-------- Recorded information --------

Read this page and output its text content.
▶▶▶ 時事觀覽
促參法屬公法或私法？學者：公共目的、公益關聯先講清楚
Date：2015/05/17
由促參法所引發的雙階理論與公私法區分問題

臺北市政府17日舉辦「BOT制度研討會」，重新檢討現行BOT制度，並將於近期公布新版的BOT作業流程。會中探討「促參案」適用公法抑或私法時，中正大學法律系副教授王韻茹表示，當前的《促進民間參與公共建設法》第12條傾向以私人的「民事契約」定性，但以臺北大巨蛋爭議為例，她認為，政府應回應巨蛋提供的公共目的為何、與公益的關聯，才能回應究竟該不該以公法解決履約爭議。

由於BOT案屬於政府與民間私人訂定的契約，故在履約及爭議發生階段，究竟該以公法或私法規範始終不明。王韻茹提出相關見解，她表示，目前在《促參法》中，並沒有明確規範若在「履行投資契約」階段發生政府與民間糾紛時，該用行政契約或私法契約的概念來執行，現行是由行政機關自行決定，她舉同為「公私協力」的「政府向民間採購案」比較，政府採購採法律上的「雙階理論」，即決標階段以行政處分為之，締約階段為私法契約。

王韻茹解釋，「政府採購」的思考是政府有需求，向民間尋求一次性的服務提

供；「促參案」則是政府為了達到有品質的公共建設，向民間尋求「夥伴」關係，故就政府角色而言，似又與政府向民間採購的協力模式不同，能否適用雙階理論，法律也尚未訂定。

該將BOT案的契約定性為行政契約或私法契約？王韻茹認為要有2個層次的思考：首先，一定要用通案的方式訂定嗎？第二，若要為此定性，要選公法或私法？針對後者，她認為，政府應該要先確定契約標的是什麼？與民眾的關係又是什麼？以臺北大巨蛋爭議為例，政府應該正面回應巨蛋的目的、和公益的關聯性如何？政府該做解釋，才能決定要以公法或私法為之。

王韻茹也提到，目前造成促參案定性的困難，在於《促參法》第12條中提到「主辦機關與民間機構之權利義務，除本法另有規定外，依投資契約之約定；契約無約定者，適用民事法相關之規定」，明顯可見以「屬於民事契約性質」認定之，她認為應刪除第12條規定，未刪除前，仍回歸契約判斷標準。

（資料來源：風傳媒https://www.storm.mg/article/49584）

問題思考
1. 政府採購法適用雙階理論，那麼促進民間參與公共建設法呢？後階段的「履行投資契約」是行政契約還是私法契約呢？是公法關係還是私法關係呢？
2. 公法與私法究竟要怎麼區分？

--------

Transcribe every entry verbatim.

Read this page and output its text content.
▶▶▶ 時事觀覽
促參法屬公法或私法？學者：公共目的、公益關聯先講清楚
Date：2015/05/17
由促參法所引發的雙階理論與公私法區分問題

臺北市政府17日舉辦「BOT制度研討會」，重新檢討現行BOT制度，並將於近期公布新版的BOT作業流程。會中探討「促參案」適用公法抑或私法時，中正大學法律系副教授王韻茹表示，當前的《促進民間參與公共建設法》第12條傾向以私人的「民事契約」定性，但以臺北大巨蛋爭議為例，她認為，政府應回應巨蛋提供的公共目的為何、與公益的關聯，才能回應究竟該不該以公法解決履約爭議。

由於BOT案屬於政府與民間私人訂定的契約，故在履約及爭議發生階段，究竟該以公法或私法規範始終不明。王韻茹提出相關見解，她表示，目前在《促參法》中，並沒有明確規範若在「履行投資契約」階段發生政府與民間糾紛時，該用行政契約或私法契約的概念來執行，現行是由行政機關自行決定，她舉同為「公私協力」的「政府向民間採購案」比較，政府採購採法律上的「雙階理論」，即決標階段以行政處分為之，締約階段為私法契約。

王韻茹解釋，「政府採購」的思考是政府有需求，向民間尋求一次性的服務提

供；「促參案」則是政府為了達到有品質的公共建設，向民間尋求「夥伴」關係，故就政府角色而言，似又與政府向民間採購的協力模式不同，能否適用雙階理論，法律也尚未訂定。

該將BOT案的契約定性為行政契約或私法契約？王韻茹認為要有2個層次的思考：首先，一定要用通案的方式訂定嗎？第二，若要為此定性，要選公法或私法？針對後者，她認為，政府應該要先確定契約標的是什麼？與民眾的關係又是什麼？以臺北大巨蛋爭議為例，政府應該正面回應巨蛋的目的、和公益的關聯性如何？政府該做解釋，才能決定要以公法或私法為之。

王韻茹也提到，目前造成促參案定性的困難，在於《促參法》第12條中提到「主辦機關與民間機構之權利義務，除本法另有規定外，依投資契約之約定；契約無約定者，適用民事法相關之規定」，明顯可見以「屬於民事契約性質」認定之，她認為應刪除第12條規定，未刪除前，仍回歸契約判斷標準。

（資料來源：風傳媒https://www.storm.mg/article/49584）

問題思考
1. 政府採購法適用雙階理論，那麼促進民間參與公共建設法呢？後階段的「履行投資契約」是行政契約還是私法契約呢？是公法關係還是私法關係呢？
2. 公法與私法究竟要怎麼區分？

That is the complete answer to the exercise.